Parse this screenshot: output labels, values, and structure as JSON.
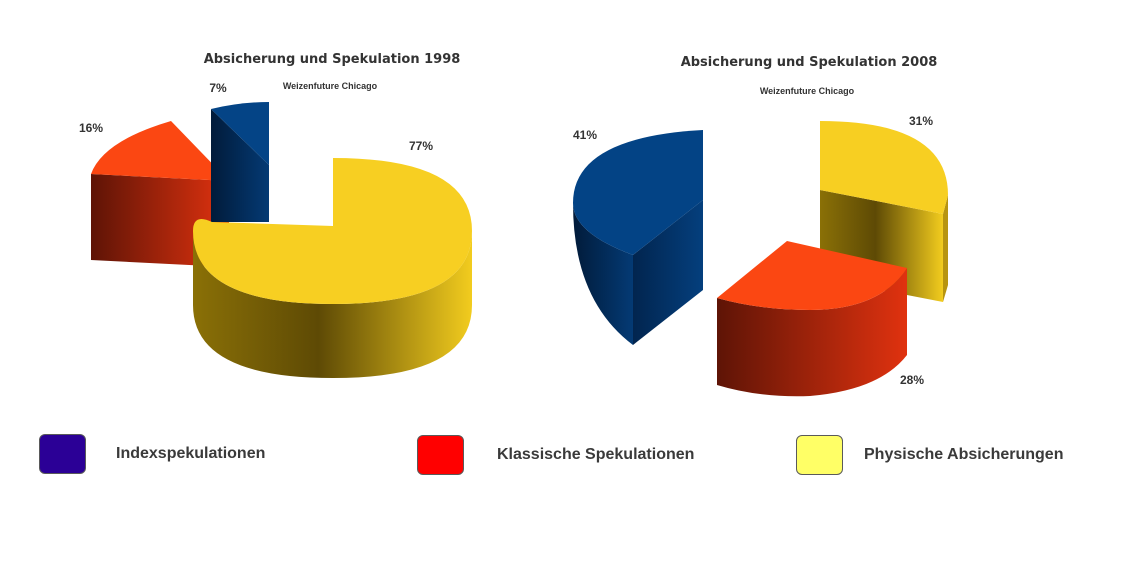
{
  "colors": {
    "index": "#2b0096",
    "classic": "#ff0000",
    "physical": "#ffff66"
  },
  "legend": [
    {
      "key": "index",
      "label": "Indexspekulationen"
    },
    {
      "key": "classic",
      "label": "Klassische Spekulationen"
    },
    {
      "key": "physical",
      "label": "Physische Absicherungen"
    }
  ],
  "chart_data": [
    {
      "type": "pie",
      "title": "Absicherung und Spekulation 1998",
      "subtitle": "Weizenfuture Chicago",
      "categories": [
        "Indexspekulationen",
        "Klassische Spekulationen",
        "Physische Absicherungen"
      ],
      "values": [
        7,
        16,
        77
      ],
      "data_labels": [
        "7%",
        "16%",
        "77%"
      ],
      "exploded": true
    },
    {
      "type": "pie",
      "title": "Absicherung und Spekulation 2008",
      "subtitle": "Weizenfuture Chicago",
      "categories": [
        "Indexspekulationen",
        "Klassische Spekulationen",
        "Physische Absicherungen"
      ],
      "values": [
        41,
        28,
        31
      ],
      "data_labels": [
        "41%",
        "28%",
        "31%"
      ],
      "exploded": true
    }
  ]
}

| DIRECTIONS |
Go through the listing above and quote it exactly, apart from its images.

| COMPLETED TASK |
Parse this screenshot: output labels, values, and structure as JSON.
{
  "colors": {
    "index": "#2b0096",
    "classic": "#ff0000",
    "physical": "#ffff66"
  },
  "legend": [
    {
      "key": "index",
      "label": "Indexspekulationen"
    },
    {
      "key": "classic",
      "label": "Klassische Spekulationen"
    },
    {
      "key": "physical",
      "label": "Physische Absicherungen"
    }
  ],
  "chart_data": [
    {
      "type": "pie",
      "title": "Absicherung und Spekulation 1998",
      "subtitle": "Weizenfuture Chicago",
      "categories": [
        "Indexspekulationen",
        "Klassische Spekulationen",
        "Physische Absicherungen"
      ],
      "values": [
        7,
        16,
        77
      ],
      "data_labels": [
        "7%",
        "16%",
        "77%"
      ],
      "exploded": true
    },
    {
      "type": "pie",
      "title": "Absicherung und Spekulation 2008",
      "subtitle": "Weizenfuture Chicago",
      "categories": [
        "Indexspekulationen",
        "Klassische Spekulationen",
        "Physische Absicherungen"
      ],
      "values": [
        41,
        28,
        31
      ],
      "data_labels": [
        "41%",
        "28%",
        "31%"
      ],
      "exploded": true
    }
  ]
}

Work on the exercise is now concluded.